> **Exercise**: Find the line that contains "Enumerate this screenshot's". Copy it and every line after it to the end of the material below, exactly, with no pictures.

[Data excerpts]
▼
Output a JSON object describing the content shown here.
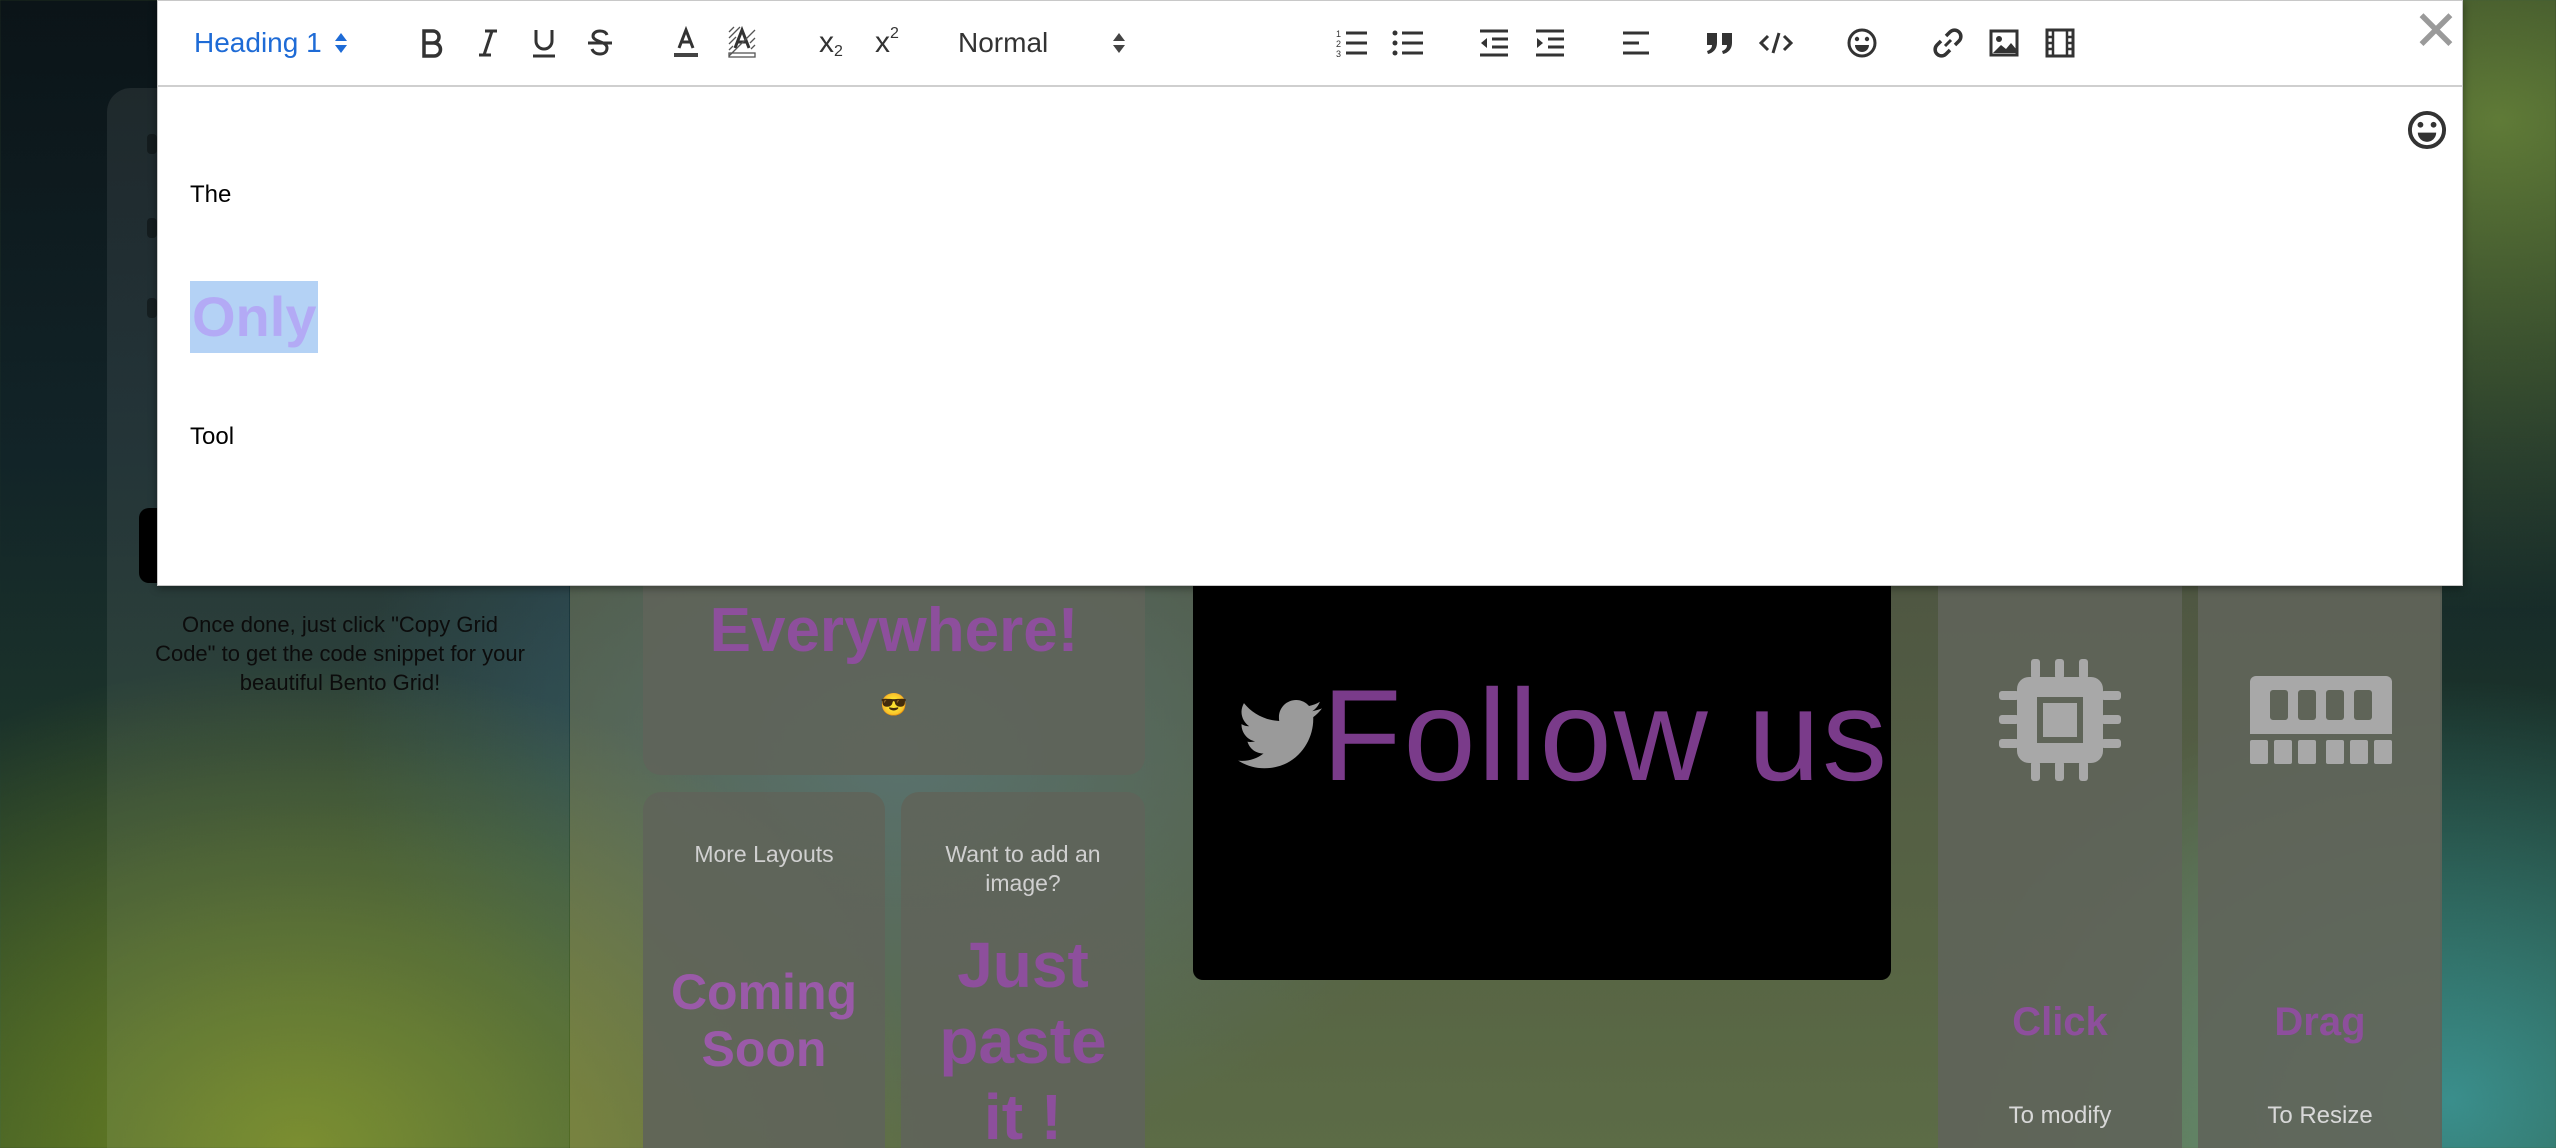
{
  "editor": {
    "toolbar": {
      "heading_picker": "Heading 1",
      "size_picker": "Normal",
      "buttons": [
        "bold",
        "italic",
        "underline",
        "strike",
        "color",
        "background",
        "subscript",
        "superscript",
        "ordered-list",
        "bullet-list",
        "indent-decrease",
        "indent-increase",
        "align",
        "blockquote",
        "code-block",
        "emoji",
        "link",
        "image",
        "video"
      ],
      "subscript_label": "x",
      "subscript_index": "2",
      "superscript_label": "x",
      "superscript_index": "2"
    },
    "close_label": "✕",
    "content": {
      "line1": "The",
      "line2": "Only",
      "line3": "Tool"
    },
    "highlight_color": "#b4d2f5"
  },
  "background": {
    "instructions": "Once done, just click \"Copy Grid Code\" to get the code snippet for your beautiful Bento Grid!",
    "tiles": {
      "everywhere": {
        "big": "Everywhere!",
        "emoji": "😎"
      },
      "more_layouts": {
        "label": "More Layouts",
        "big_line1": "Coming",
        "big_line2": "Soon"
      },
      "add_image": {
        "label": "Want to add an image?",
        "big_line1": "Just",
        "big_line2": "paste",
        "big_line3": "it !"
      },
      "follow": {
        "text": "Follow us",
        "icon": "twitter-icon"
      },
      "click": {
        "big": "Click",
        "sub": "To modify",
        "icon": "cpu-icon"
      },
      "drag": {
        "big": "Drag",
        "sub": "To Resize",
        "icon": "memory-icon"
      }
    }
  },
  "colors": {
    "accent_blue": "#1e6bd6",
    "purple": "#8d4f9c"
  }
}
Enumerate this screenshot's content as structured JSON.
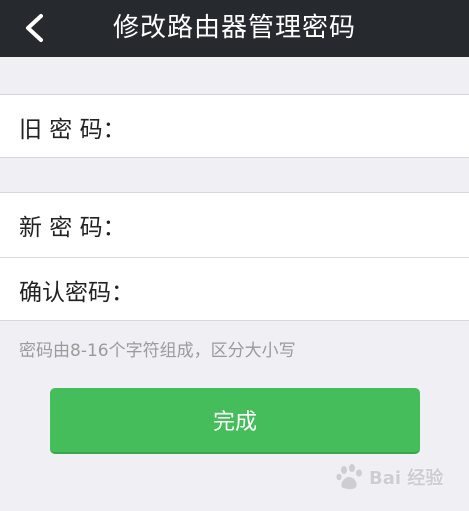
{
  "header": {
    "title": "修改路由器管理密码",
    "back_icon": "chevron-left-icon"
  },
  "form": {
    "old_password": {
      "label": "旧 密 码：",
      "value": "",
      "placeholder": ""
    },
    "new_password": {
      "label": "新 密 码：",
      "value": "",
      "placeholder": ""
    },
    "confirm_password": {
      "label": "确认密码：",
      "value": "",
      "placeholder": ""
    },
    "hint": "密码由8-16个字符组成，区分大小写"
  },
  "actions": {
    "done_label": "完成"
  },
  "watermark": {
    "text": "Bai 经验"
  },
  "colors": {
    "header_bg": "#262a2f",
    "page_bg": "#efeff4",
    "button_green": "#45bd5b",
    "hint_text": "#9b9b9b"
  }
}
▲
> **Result below**:
Enumerate this screenshot's content as structured JSON.
{
  "header": {
    "title": "修改路由器管理密码",
    "back_icon": "chevron-left-icon"
  },
  "form": {
    "old_password": {
      "label": "旧 密 码：",
      "value": "",
      "placeholder": ""
    },
    "new_password": {
      "label": "新 密 码：",
      "value": "",
      "placeholder": ""
    },
    "confirm_password": {
      "label": "确认密码：",
      "value": "",
      "placeholder": ""
    },
    "hint": "密码由8-16个字符组成，区分大小写"
  },
  "actions": {
    "done_label": "完成"
  },
  "watermark": {
    "text": "Bai 经验"
  },
  "colors": {
    "header_bg": "#262a2f",
    "page_bg": "#efeff4",
    "button_green": "#45bd5b",
    "hint_text": "#9b9b9b"
  }
}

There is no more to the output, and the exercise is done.